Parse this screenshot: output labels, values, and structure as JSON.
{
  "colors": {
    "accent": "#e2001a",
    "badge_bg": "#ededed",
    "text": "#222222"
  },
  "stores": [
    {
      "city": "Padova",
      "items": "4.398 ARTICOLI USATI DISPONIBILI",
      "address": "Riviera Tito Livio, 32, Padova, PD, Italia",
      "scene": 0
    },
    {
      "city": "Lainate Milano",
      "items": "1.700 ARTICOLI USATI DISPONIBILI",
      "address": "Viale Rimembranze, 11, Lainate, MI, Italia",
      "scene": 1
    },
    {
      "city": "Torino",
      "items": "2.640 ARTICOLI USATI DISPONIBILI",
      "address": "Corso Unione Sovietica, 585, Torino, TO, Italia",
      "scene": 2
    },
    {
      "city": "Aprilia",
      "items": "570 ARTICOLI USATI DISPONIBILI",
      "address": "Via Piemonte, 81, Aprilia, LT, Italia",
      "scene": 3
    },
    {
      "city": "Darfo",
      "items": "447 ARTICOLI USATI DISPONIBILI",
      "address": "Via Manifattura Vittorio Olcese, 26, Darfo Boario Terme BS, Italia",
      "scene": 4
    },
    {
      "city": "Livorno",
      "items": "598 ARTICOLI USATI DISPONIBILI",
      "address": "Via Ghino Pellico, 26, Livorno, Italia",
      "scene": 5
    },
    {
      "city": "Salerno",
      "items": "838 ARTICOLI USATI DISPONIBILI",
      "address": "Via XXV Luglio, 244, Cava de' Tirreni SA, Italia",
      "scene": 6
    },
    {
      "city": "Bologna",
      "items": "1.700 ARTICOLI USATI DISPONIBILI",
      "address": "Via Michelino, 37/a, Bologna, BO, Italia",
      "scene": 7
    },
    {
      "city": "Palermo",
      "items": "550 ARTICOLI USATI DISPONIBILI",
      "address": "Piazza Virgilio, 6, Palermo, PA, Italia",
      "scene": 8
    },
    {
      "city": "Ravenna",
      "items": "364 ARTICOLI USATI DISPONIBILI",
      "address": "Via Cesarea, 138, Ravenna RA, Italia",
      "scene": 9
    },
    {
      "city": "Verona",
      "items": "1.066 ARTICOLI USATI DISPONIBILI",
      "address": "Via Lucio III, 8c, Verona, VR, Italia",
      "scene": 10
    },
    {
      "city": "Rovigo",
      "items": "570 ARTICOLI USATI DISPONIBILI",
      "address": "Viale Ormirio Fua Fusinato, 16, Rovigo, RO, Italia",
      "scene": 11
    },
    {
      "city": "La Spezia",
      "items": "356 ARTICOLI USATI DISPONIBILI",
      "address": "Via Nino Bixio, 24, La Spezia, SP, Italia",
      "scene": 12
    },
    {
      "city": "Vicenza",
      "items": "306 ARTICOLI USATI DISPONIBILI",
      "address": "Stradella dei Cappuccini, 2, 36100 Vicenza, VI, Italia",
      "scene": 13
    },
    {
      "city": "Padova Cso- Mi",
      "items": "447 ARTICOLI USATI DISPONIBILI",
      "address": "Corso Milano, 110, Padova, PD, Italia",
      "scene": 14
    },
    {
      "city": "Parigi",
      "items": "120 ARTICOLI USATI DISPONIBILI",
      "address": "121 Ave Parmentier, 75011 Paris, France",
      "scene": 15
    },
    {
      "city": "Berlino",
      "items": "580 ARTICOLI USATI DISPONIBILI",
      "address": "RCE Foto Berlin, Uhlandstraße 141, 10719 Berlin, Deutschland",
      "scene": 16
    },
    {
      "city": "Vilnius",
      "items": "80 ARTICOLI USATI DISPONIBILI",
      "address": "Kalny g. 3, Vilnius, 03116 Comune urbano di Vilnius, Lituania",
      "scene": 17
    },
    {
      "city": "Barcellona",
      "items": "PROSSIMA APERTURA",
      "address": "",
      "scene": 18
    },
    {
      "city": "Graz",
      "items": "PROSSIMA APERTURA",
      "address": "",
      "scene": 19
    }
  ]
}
★ ★ ★ ★
Written request:
Write out all of the records once more, exactly.

Output for this task:
Parse this screenshot: output labels, values, and structure as JSON.
{
  "colors": {
    "accent": "#e2001a",
    "badge_bg": "#ededed",
    "text": "#222222"
  },
  "stores": [
    {
      "city": "Padova",
      "items": "4.398 ARTICOLI USATI DISPONIBILI",
      "address": "Riviera Tito Livio, 32, Padova, PD, Italia",
      "scene": 0
    },
    {
      "city": "Lainate Milano",
      "items": "1.700 ARTICOLI USATI DISPONIBILI",
      "address": "Viale Rimembranze, 11, Lainate, MI, Italia",
      "scene": 1
    },
    {
      "city": "Torino",
      "items": "2.640 ARTICOLI USATI DISPONIBILI",
      "address": "Corso Unione Sovietica, 585, Torino, TO, Italia",
      "scene": 2
    },
    {
      "city": "Aprilia",
      "items": "570 ARTICOLI USATI DISPONIBILI",
      "address": "Via Piemonte, 81, Aprilia, LT, Italia",
      "scene": 3
    },
    {
      "city": "Darfo",
      "items": "447 ARTICOLI USATI DISPONIBILI",
      "address": "Via Manifattura Vittorio Olcese, 26, Darfo Boario Terme BS, Italia",
      "scene": 4
    },
    {
      "city": "Livorno",
      "items": "598 ARTICOLI USATI DISPONIBILI",
      "address": "Via Ghino Pellico, 26, Livorno, Italia",
      "scene": 5
    },
    {
      "city": "Salerno",
      "items": "838 ARTICOLI USATI DISPONIBILI",
      "address": "Via XXV Luglio, 244, Cava de' Tirreni SA, Italia",
      "scene": 6
    },
    {
      "city": "Bologna",
      "items": "1.700 ARTICOLI USATI DISPONIBILI",
      "address": "Via Michelino, 37/a, Bologna, BO, Italia",
      "scene": 7
    },
    {
      "city": "Palermo",
      "items": "550 ARTICOLI USATI DISPONIBILI",
      "address": "Piazza Virgilio, 6, Palermo, PA, Italia",
      "scene": 8
    },
    {
      "city": "Ravenna",
      "items": "364 ARTICOLI USATI DISPONIBILI",
      "address": "Via Cesarea, 138, Ravenna RA, Italia",
      "scene": 9
    },
    {
      "city": "Verona",
      "items": "1.066 ARTICOLI USATI DISPONIBILI",
      "address": "Via Lucio III, 8c, Verona, VR, Italia",
      "scene": 10
    },
    {
      "city": "Rovigo",
      "items": "570 ARTICOLI USATI DISPONIBILI",
      "address": "Viale Ormirio Fua Fusinato, 16, Rovigo, RO, Italia",
      "scene": 11
    },
    {
      "city": "La Spezia",
      "items": "356 ARTICOLI USATI DISPONIBILI",
      "address": "Via Nino Bixio, 24, La Spezia, SP, Italia",
      "scene": 12
    },
    {
      "city": "Vicenza",
      "items": "306 ARTICOLI USATI DISPONIBILI",
      "address": "Stradella dei Cappuccini, 2, 36100 Vicenza, VI, Italia",
      "scene": 13
    },
    {
      "city": "Padova Cso- Mi",
      "items": "447 ARTICOLI USATI DISPONIBILI",
      "address": "Corso Milano, 110, Padova, PD, Italia",
      "scene": 14
    },
    {
      "city": "Parigi",
      "items": "120 ARTICOLI USATI DISPONIBILI",
      "address": "121 Ave Parmentier, 75011 Paris, France",
      "scene": 15
    },
    {
      "city": "Berlino",
      "items": "580 ARTICOLI USATI DISPONIBILI",
      "address": "RCE Foto Berlin, Uhlandstraße 141, 10719 Berlin, Deutschland",
      "scene": 16
    },
    {
      "city": "Vilnius",
      "items": "80 ARTICOLI USATI DISPONIBILI",
      "address": "Kalny g. 3, Vilnius, 03116 Comune urbano di Vilnius, Lituania",
      "scene": 17
    },
    {
      "city": "Barcellona",
      "items": "PROSSIMA APERTURA",
      "address": "",
      "scene": 18
    },
    {
      "city": "Graz",
      "items": "PROSSIMA APERTURA",
      "address": "",
      "scene": 19
    }
  ]
}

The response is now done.